═══ PROVIDED RECORDS ═══
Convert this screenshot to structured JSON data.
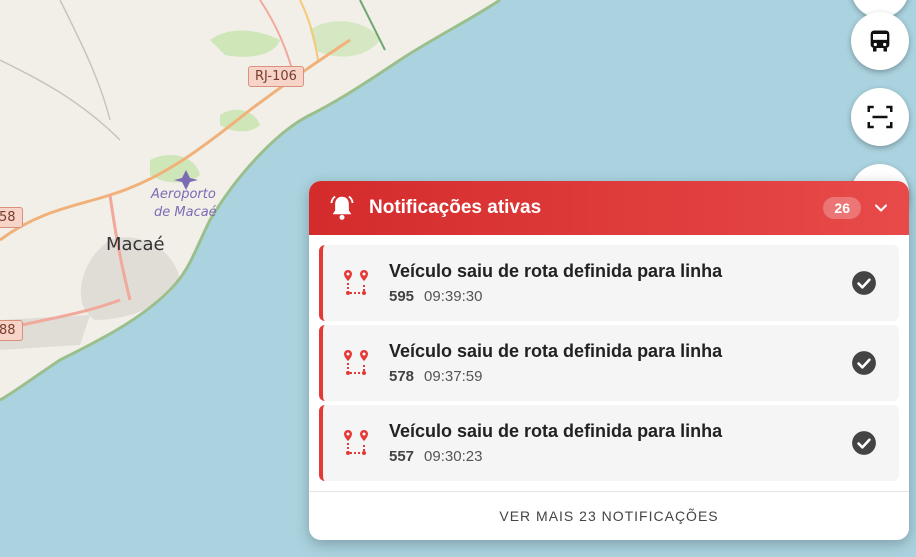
{
  "map": {
    "road_label": "RJ-106",
    "road_edge_1": "58",
    "road_edge_2": "88",
    "airport_label_1": "Aeroporto",
    "airport_label_2": "de Macaé",
    "city_label": "Macaé"
  },
  "buttons": {
    "bus_icon": "bus-icon",
    "scan_icon": "scan-icon"
  },
  "panel": {
    "title": "Notificações ativas",
    "count": "26",
    "footer": "VER MAIS 23 NOTIFICAÇÕES",
    "accent": "#e53935",
    "notifications": [
      {
        "title": "Veículo saiu de rota definida para linha",
        "vehicle": "595",
        "time": "09:39:30"
      },
      {
        "title": "Veículo saiu de rota definida para linha",
        "vehicle": "578",
        "time": "09:37:59"
      },
      {
        "title": "Veículo saiu de rota definida para linha",
        "vehicle": "557",
        "time": "09:30:23"
      }
    ]
  }
}
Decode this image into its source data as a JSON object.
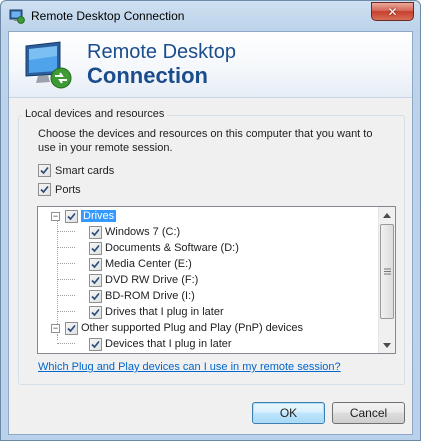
{
  "window": {
    "title": "Remote Desktop Connection",
    "close_glyph": "✕"
  },
  "header": {
    "line1": "Remote Desktop",
    "line2": "Connection"
  },
  "group": {
    "label": "Local devices and resources",
    "description": "Choose the devices and resources on this computer that you want to use in your remote session."
  },
  "options": [
    {
      "label": "Smart cards",
      "checked": true
    },
    {
      "label": "Ports",
      "checked": true
    }
  ],
  "tree": {
    "drives": {
      "label": "Drives",
      "checked": true,
      "expanded": true,
      "children": [
        {
          "label": "Windows 7 (C:)",
          "checked": true
        },
        {
          "label": "Documents & Software (D:)",
          "checked": true
        },
        {
          "label": "Media Center (E:)",
          "checked": true
        },
        {
          "label": "DVD RW Drive (F:)",
          "checked": true
        },
        {
          "label": "BD-ROM Drive (I:)",
          "checked": true
        },
        {
          "label": "Drives that I plug in later",
          "checked": true
        }
      ]
    },
    "pnp": {
      "label": "Other supported Plug and Play (PnP) devices",
      "checked": true,
      "expanded": true,
      "children": [
        {
          "label": "Devices that I plug in later",
          "checked": true
        }
      ]
    },
    "expander_glyph": "−"
  },
  "help_link": "Which Plug and Play devices can I use in my remote session?",
  "buttons": {
    "ok": "OK",
    "cancel": "Cancel"
  },
  "colors": {
    "accent": "#1b4d8c",
    "link": "#0066cc",
    "selection": "#3399ff"
  }
}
═══
STATED GOAL → Reproduce the material above in full, exactly, with no images.

CORRECT RESULT →
Convert this screenshot to structured JSON data.
{
  "map": {
    "road_label": "RJ-106",
    "road_edge_1": "58",
    "road_edge_2": "88",
    "airport_label_1": "Aeroporto",
    "airport_label_2": "de Macaé",
    "city_label": "Macaé"
  },
  "buttons": {
    "bus_icon": "bus-icon",
    "scan_icon": "scan-icon"
  },
  "panel": {
    "title": "Notificações ativas",
    "count": "26",
    "footer": "VER MAIS 23 NOTIFICAÇÕES",
    "accent": "#e53935",
    "notifications": [
      {
        "title": "Veículo saiu de rota definida para linha",
        "vehicle": "595",
        "time": "09:39:30"
      },
      {
        "title": "Veículo saiu de rota definida para linha",
        "vehicle": "578",
        "time": "09:37:59"
      },
      {
        "title": "Veículo saiu de rota definida para linha",
        "vehicle": "557",
        "time": "09:30:23"
      }
    ]
  }
}
Decode this image into its source data as a JSON object.
{
  "window": {
    "title": "Remote Desktop Connection",
    "close_glyph": "✕"
  },
  "header": {
    "line1": "Remote Desktop",
    "line2": "Connection"
  },
  "group": {
    "label": "Local devices and resources",
    "description": "Choose the devices and resources on this computer that you want to use in your remote session."
  },
  "options": [
    {
      "label": "Smart cards",
      "checked": true
    },
    {
      "label": "Ports",
      "checked": true
    }
  ],
  "tree": {
    "drives": {
      "label": "Drives",
      "checked": true,
      "expanded": true,
      "children": [
        {
          "label": "Windows 7 (C:)",
          "checked": true
        },
        {
          "label": "Documents & Software (D:)",
          "checked": true
        },
        {
          "label": "Media Center (E:)",
          "checked": true
        },
        {
          "label": "DVD RW Drive (F:)",
          "checked": true
        },
        {
          "label": "BD-ROM Drive (I:)",
          "checked": true
        },
        {
          "label": "Drives that I plug in later",
          "checked": true
        }
      ]
    },
    "pnp": {
      "label": "Other supported Plug and Play (PnP) devices",
      "checked": true,
      "expanded": true,
      "children": [
        {
          "label": "Devices that I plug in later",
          "checked": true
        }
      ]
    },
    "expander_glyph": "−"
  },
  "help_link": "Which Plug and Play devices can I use in my remote session?",
  "buttons": {
    "ok": "OK",
    "cancel": "Cancel"
  },
  "colors": {
    "accent": "#1b4d8c",
    "link": "#0066cc",
    "selection": "#3399ff"
  }
}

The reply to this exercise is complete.